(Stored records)
>> START
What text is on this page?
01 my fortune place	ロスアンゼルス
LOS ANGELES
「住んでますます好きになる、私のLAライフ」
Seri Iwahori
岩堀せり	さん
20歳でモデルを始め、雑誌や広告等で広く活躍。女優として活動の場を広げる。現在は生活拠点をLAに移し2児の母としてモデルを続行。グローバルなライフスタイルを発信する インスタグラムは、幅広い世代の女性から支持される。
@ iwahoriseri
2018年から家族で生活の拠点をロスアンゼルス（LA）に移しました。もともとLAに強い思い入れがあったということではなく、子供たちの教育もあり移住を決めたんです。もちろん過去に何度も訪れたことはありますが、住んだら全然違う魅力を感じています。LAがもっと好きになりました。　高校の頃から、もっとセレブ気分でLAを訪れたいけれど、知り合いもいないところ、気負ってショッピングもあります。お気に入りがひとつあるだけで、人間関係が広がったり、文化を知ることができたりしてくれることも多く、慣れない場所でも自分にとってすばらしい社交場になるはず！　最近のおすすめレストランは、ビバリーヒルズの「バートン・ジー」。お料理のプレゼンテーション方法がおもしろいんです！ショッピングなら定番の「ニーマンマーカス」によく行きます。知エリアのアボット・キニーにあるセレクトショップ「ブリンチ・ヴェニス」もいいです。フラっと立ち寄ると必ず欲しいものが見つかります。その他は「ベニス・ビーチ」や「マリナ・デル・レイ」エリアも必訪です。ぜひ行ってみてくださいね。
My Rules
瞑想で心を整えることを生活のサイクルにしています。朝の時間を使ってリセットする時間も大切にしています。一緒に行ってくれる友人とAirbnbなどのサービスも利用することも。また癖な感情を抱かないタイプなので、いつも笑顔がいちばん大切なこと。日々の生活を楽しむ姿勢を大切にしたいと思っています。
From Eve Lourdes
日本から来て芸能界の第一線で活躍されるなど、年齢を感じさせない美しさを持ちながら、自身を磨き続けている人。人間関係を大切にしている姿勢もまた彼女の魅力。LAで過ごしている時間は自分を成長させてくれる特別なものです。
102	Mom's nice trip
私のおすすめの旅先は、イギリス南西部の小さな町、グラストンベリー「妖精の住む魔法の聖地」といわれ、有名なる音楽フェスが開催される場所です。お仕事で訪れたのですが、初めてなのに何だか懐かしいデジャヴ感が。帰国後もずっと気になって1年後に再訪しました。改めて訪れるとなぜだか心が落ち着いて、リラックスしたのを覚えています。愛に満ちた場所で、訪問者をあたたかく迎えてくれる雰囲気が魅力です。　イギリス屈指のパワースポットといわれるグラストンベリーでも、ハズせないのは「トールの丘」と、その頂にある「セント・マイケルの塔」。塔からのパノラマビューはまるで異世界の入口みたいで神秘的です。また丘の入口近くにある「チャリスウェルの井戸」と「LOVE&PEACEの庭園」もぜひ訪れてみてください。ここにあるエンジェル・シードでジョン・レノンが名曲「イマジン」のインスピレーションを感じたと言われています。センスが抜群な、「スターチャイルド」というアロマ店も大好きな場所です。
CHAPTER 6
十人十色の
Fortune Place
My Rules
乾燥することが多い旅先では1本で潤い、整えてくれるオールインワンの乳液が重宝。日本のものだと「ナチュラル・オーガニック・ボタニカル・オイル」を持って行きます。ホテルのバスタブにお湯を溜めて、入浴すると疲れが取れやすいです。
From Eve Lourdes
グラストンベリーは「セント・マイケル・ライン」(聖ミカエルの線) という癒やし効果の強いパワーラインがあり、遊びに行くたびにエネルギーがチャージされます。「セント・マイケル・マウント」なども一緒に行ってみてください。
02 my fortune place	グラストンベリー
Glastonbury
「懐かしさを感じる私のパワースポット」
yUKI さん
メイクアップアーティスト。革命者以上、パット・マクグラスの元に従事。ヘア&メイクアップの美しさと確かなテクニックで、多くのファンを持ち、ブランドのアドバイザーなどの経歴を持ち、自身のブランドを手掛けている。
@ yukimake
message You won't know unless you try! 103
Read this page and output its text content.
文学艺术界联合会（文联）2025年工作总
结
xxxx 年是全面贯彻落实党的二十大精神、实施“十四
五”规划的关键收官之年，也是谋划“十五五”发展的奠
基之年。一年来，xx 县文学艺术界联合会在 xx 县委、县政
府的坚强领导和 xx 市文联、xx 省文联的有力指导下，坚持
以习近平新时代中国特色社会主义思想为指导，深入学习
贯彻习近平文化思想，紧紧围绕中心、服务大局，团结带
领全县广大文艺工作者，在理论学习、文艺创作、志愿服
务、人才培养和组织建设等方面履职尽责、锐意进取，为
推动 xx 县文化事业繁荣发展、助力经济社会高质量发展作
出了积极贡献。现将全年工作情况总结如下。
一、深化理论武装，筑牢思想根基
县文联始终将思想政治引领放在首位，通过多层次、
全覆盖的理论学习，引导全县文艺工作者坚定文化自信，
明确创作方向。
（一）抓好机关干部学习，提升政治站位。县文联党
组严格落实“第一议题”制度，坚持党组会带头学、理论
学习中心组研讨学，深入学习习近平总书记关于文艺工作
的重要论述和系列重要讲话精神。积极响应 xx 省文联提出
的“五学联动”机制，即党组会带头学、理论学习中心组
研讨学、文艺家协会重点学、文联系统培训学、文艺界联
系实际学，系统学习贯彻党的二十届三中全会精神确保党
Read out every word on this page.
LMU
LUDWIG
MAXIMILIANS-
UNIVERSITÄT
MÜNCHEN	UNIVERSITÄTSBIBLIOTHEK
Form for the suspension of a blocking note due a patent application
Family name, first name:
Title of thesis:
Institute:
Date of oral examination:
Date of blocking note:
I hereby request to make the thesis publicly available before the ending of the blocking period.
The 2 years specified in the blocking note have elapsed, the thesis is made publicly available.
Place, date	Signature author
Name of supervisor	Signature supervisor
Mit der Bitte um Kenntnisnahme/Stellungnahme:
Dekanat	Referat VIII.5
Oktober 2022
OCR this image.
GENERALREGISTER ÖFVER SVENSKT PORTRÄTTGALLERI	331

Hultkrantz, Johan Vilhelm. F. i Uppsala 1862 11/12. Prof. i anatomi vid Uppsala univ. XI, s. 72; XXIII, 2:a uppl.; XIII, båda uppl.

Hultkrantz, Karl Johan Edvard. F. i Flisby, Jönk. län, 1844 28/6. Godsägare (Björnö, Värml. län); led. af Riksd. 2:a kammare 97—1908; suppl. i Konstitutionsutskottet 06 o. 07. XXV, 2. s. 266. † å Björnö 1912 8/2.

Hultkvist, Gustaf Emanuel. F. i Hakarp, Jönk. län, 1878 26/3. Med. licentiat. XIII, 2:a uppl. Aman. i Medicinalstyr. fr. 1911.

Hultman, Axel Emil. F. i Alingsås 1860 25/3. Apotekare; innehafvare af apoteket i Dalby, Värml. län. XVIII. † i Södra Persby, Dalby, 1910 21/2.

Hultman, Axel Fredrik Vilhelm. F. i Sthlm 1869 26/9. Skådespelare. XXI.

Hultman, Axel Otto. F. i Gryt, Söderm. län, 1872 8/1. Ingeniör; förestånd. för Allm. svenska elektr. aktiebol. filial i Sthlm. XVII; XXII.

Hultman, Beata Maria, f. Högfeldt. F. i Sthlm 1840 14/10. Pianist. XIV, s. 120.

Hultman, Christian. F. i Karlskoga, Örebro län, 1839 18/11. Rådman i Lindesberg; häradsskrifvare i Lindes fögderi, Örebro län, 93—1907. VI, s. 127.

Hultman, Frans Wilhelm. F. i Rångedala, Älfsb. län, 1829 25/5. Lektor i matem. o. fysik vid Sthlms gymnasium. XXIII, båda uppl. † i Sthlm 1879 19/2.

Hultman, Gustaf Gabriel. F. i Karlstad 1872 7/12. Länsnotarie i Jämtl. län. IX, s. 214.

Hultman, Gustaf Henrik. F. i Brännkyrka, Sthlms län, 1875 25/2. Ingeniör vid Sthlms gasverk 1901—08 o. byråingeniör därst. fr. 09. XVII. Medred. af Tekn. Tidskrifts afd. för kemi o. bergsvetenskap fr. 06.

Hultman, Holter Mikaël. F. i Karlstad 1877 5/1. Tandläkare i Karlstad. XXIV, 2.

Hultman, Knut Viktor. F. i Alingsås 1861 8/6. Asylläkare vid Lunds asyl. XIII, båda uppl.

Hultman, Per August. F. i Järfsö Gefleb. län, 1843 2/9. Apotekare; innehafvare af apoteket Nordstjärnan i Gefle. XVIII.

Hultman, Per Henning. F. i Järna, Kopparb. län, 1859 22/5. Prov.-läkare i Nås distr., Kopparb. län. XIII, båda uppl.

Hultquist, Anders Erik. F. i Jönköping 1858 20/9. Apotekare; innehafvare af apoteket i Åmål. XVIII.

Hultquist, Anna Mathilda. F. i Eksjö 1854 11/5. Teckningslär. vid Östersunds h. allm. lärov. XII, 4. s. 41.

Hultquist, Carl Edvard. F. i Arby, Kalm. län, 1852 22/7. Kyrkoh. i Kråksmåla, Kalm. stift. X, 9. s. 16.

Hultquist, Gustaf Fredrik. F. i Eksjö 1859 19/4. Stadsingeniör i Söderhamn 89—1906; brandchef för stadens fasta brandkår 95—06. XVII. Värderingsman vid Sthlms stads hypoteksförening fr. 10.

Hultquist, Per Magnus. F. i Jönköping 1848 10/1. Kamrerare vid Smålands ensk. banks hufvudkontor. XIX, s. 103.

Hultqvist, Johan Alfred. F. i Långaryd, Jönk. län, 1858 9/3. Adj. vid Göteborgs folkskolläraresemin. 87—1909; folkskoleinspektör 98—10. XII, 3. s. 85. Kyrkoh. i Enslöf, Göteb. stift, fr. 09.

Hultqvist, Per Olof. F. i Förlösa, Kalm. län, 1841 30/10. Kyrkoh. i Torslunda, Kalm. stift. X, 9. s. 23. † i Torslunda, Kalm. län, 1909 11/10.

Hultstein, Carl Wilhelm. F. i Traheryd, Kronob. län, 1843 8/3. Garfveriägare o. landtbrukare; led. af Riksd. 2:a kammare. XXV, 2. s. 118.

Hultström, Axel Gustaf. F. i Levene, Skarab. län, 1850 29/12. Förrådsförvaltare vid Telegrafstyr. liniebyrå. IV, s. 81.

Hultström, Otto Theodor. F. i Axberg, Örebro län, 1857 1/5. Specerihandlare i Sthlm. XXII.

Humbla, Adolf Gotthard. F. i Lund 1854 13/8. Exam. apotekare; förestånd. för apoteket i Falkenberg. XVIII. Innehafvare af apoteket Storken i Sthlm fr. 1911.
>> END
- **SHORT PROBLEM**
Search the preceding listing for "Johan" and extract every line where it is found.

- **FULL ANSWER**
Hultkrantz, Johan Vilhelm. F. i Uppsala 1862 11/12. Prof. i anatomi vid Uppsala univ. XI, s. 72; XXIII, 2:a uppl.; XIII, båda uppl.
Hultkrantz, Karl Johan Edvard. F. i Flisby, Jönk. län, 1844 28/6. Godsägare (Björnö, Värml. län); led. af Riksd. 2:a kammare 97—1908; suppl. i Konstitutionsutskottet 06 o. 07. XXV, 2. s. 266. † å Björnö 1912 8/2.
Hultqvist, Johan Alfred. F. i Långaryd, Jönk. län, 1858 9/3. Adj. vid Göteborgs folkskolläraresemin. 87—1909; folkskoleinspektör 98—10. XII, 3. s. 85. Kyrkoh. i Enslöf, Göteb. stift, fr. 09.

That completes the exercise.